** start **
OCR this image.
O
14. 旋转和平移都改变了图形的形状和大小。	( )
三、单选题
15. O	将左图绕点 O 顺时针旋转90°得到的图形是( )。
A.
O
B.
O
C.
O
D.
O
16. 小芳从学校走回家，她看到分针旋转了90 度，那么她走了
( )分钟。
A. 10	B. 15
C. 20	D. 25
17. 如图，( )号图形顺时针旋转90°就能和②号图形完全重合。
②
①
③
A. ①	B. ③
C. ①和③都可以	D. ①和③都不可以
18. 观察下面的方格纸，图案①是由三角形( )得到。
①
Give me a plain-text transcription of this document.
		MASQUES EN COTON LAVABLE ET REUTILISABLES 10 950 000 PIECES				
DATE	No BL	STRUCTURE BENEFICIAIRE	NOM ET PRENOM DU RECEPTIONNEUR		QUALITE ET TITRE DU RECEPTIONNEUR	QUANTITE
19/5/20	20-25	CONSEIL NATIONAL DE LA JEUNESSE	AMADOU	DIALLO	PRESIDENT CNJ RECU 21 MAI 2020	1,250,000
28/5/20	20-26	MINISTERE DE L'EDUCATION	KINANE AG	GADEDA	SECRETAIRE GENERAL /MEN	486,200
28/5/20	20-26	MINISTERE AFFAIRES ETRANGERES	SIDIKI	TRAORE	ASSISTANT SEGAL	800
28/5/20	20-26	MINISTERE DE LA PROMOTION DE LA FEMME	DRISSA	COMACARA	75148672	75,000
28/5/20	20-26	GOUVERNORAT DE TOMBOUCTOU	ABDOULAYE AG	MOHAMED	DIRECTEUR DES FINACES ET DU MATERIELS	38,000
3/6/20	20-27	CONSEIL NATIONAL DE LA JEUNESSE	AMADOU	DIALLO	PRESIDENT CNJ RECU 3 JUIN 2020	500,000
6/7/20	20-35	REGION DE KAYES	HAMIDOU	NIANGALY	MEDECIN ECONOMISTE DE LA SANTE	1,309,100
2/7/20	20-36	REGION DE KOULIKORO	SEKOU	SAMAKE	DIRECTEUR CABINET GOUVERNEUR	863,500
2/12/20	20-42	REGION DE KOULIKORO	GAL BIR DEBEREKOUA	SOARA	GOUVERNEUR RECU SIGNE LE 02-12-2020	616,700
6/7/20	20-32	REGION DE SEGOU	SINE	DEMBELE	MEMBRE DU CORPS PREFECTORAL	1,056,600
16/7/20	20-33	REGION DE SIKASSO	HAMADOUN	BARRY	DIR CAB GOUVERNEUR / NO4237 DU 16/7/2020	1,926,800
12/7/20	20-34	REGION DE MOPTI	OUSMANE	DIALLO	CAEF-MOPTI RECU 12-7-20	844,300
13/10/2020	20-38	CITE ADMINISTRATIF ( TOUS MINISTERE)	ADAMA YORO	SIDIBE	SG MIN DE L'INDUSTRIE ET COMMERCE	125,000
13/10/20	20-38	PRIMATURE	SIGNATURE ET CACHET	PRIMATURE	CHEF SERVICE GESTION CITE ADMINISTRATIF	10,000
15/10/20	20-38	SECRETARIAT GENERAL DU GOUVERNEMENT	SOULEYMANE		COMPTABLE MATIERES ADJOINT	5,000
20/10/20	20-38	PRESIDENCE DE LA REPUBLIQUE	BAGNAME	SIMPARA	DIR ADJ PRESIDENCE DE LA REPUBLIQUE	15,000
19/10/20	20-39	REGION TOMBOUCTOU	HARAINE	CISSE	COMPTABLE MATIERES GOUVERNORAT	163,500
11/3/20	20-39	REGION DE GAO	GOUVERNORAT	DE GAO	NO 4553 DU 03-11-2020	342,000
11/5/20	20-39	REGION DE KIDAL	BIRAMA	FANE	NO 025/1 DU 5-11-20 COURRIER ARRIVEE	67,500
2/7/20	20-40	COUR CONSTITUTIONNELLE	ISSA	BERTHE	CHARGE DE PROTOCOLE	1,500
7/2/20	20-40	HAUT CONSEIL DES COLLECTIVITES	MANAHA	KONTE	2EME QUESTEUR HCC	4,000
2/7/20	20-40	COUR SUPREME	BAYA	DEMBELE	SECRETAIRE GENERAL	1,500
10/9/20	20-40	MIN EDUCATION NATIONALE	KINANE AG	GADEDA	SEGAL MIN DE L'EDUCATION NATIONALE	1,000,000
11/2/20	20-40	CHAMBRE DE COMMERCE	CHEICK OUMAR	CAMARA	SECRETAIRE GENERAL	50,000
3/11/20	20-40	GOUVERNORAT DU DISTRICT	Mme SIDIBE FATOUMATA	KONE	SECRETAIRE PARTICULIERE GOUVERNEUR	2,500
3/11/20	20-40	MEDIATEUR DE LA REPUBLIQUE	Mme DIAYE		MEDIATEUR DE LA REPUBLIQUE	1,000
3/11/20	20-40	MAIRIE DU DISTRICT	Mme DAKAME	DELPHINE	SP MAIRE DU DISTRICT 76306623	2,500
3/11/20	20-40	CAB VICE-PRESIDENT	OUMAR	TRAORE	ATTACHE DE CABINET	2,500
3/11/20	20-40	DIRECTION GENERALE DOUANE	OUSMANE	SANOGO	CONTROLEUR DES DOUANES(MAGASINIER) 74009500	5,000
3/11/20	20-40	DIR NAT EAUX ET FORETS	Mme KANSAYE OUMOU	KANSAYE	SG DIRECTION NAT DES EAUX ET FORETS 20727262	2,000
** end **
#### [Your task]
Search the listing above for the string "DIALLO". Copy every line that contains it.

#### [Final answer]
19/5/20	20-25	CONSEIL NATIONAL DE LA JEUNESSE	AMADOU	DIALLO	PRESIDENT CNJ RECU 21 MAI 2020	1,250,000
3/6/20	20-27	CONSEIL NATIONAL DE LA JEUNESSE	AMADOU	DIALLO	PRESIDENT CNJ RECU 3 JUIN 2020	500,000
12/7/20	20-34	REGION DE MOPTI	OUSMANE	DIALLO	CAEF-MOPTI RECU 12-7-20	844,300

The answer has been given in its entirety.